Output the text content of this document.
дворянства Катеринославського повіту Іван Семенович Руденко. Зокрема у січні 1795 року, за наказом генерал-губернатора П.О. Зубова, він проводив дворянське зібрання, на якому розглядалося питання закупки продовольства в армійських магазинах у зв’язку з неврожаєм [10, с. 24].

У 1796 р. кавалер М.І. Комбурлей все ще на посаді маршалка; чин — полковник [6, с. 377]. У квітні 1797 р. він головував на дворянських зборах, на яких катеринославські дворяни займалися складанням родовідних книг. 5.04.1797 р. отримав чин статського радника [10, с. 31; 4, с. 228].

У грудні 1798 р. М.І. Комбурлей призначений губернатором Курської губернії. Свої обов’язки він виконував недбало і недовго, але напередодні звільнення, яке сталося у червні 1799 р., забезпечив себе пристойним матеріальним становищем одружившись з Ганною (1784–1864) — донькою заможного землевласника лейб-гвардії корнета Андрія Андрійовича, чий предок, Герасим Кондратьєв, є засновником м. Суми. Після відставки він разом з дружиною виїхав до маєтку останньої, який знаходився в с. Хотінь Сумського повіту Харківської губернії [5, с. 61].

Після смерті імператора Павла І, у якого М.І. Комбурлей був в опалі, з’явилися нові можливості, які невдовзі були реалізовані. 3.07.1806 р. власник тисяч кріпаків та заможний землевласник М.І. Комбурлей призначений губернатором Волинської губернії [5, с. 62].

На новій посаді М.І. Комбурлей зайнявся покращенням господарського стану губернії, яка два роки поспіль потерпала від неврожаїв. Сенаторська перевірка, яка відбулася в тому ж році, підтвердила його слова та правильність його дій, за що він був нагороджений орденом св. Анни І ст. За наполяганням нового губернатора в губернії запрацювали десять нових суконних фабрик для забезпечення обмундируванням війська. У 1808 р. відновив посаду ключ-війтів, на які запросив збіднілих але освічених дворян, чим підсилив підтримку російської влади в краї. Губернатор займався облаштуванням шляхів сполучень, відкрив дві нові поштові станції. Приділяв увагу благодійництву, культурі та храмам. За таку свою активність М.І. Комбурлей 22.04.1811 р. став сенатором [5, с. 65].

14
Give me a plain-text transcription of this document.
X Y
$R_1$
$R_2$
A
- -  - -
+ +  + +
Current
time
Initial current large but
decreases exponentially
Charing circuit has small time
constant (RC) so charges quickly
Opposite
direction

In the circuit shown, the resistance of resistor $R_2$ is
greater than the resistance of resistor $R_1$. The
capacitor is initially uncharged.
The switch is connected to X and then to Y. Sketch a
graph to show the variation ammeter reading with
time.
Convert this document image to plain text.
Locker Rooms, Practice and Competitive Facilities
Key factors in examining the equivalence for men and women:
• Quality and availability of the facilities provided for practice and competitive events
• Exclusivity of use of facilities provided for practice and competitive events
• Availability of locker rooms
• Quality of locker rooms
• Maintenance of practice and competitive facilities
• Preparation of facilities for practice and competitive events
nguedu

_Exercise prompt:_
Go through the listing and copy all of it exactly.

_Response below:_
Output the text content of this document.
дворянства Катеринославського повіту Іван Семенович Руденко. Зокрема у січні 1795 року, за наказом генерал-губернатора П.О. Зубова, він проводив дворянське зібрання, на якому розглядалося питання закупки продовольства в армійських магазинах у зв’язку з неврожаєм [10, с. 24].

У 1796 р. кавалер М.І. Комбурлей все ще на посаді маршалка; чин — полковник [6, с. 377]. У квітні 1797 р. він головував на дворянських зборах, на яких катеринославські дворяни займалися складанням родовідних книг. 5.04.1797 р. отримав чин статського радника [10, с. 31; 4, с. 228].

У грудні 1798 р. М.І. Комбурлей призначений губернатором Курської губернії. Свої обов’язки він виконував недбало і недовго, але напередодні звільнення, яке сталося у червні 1799 р., забезпечив себе пристойним матеріальним становищем одружившись з Ганною (1784–1864) — донькою заможного землевласника лейб-гвардії корнета Андрія Андрійовича, чий предок, Герасим Кондратьєв, є засновником м. Суми. Після відставки він разом з дружиною виїхав до маєтку останньої, який знаходився в с. Хотінь Сумського повіту Харківської губернії [5, с. 61].

Після смерті імператора Павла І, у якого М.І. Комбурлей був в опалі, з’явилися нові можливості, які невдовзі були реалізовані. 3.07.1806 р. власник тисяч кріпаків та заможний землевласник М.І. Комбурлей призначений губернатором Волинської губернії [5, с. 62].

На новій посаді М.І. Комбурлей зайнявся покращенням господарського стану губернії, яка два роки поспіль потерпала від неврожаїв. Сенаторська перевірка, яка відбулася в тому ж році, підтвердила його слова та правильність його дій, за що він був нагороджений орденом св. Анни І ст. За наполяганням нового губернатора в губернії запрацювали десять нових суконних фабрик для забезпечення обмундируванням війська. У 1808 р. відновив посаду ключ-війтів, на які запросив збіднілих але освічених дворян, чим підсилив підтримку російської влади в краї. Губернатор займався облаштуванням шляхів сполучень, відкрив дві нові поштові станції. Приділяв увагу благодійництву, культурі та храмам. За таку свою активність М.І. Комбурлей 22.04.1811 р. став сенатором [5, с. 65].

14
Give me a plain-text transcription of this document.
X Y
$R_1$
$R_2$
A
- -  - -
+ +  + +
Current
time
Initial current large but
decreases exponentially
Charing circuit has small time
constant (RC) so charges quickly
Opposite
direction

In the circuit shown, the resistance of resistor $R_2$ is
greater than the resistance of resistor $R_1$. The
capacitor is initially uncharged.
The switch is connected to X and then to Y. Sketch a
graph to show the variation ammeter reading with
time.
Convert this document image to plain text.
Locker Rooms, Practice and Competitive Facilities
Key factors in examining the equivalence for men and women:
• Quality and availability of the facilities provided for practice and competitive events
• Exclusivity of use of facilities provided for practice and competitive events
• Availability of locker rooms
• Quality of locker rooms
• Maintenance of practice and competitive facilities
• Preparation of facilities for practice and competitive events
nguedu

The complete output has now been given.